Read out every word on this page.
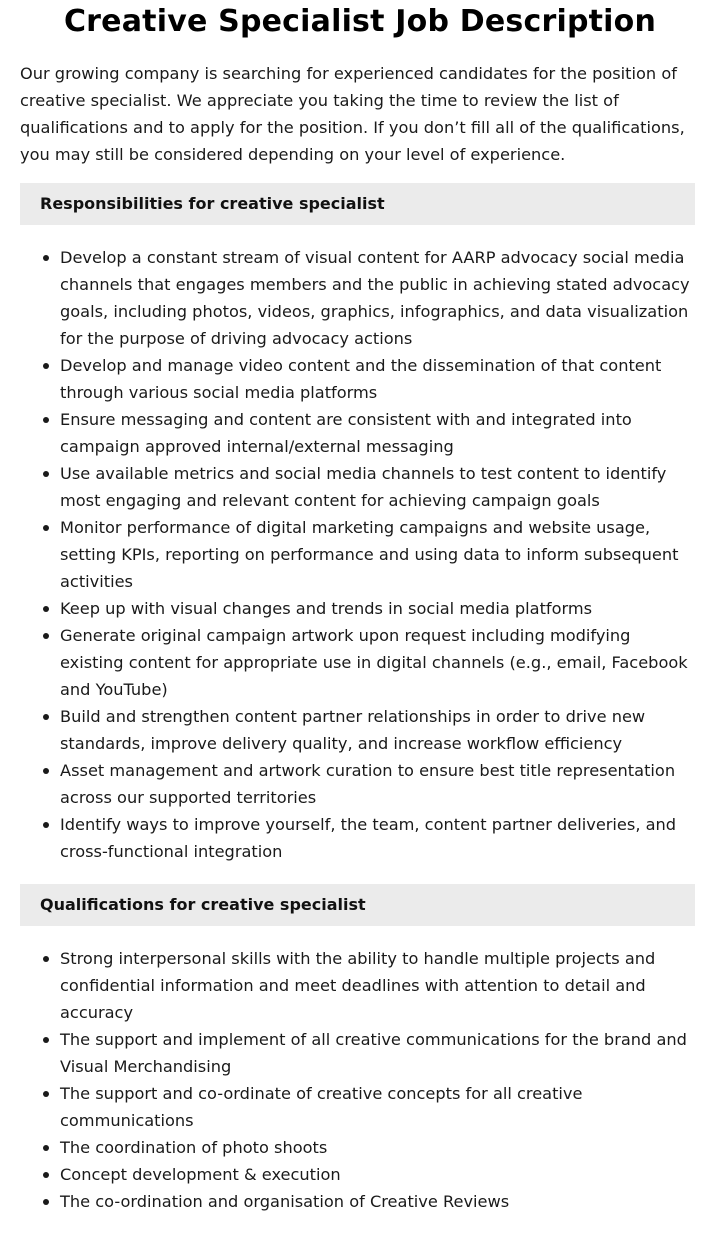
Creative Specialist Job Description

Our growing company is searching for experienced candidates for the position of creative specialist. We appreciate you taking the time to review the list of qualifications and to apply for the position. If you don’t fill all of the qualifications, you may still be considered depending on your level of experience.

Responsibilities for creative specialist
Develop a constant stream of visual content for AARP advocacy social media channels that engages members and the public in achieving stated advocacy goals, including photos, videos, graphics, infographics, and data visualization for the purpose of driving advocacy actions
Develop and manage video content and the dissemination of that content through various social media platforms
Ensure messaging and content are consistent with and integrated into campaign approved internal/external messaging
Use available metrics and social media channels to test content to identify most engaging and relevant content for achieving campaign goals
Monitor performance of digital marketing campaigns and website usage, setting KPIs, reporting on performance and using data to inform subsequent activities
Keep up with visual changes and trends in social media platforms
Generate original campaign artwork upon request including modifying existing content for appropriate use in digital channels (e.g., email, Facebook and YouTube)
Build and strengthen content partner relationships in order to drive new standards, improve delivery quality, and increase workflow efficiency
Asset management and artwork curation to ensure best title representation across our supported territories
Identify ways to improve yourself, the team, content partner deliveries, and cross-functional integration
Qualifications for creative specialist
Strong interpersonal skills with the ability to handle multiple projects and confidential information and meet deadlines with attention to detail and accuracy
The support and implement of all creative communications for the brand and Visual Merchandising
The support and co-ordinate of creative concepts for all creative communications
The coordination of photo shoots
Concept development & execution
The co-ordination and organisation of Creative Reviews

——

■ Directions: Give back each entry exactly as it appears, with no pictures.

■ Exercise answer:
Read out every word on this page.
Creative Specialist Job Description

Our growing company is searching for experienced candidates for the position of creative specialist. We appreciate you taking the time to review the list of qualifications and to apply for the position. If you don’t fill all of the qualifications, you may still be considered depending on your level of experience.

Responsibilities for creative specialist
Develop a constant stream of visual content for AARP advocacy social media channels that engages members and the public in achieving stated advocacy goals, including photos, videos, graphics, infographics, and data visualization for the purpose of driving advocacy actions
Develop and manage video content and the dissemination of that content through various social media platforms
Ensure messaging and content are consistent with and integrated into campaign approved internal/external messaging
Use available metrics and social media channels to test content to identify most engaging and relevant content for achieving campaign goals
Monitor performance of digital marketing campaigns and website usage, setting KPIs, reporting on performance and using data to inform subsequent activities
Keep up with visual changes and trends in social media platforms
Generate original campaign artwork upon request including modifying existing content for appropriate use in digital channels (e.g., email, Facebook and YouTube)
Build and strengthen content partner relationships in order to drive new standards, improve delivery quality, and increase workflow efficiency
Asset management and artwork curation to ensure best title representation across our supported territories
Identify ways to improve yourself, the team, content partner deliveries, and cross-functional integration
Qualifications for creative specialist
Strong interpersonal skills with the ability to handle multiple projects and confidential information and meet deadlines with attention to detail and accuracy
The support and implement of all creative communications for the brand and Visual Merchandising
The support and co-ordinate of creative concepts for all creative communications
The coordination of photo shoots
Concept development & execution
The co-ordination and organisation of Creative Reviews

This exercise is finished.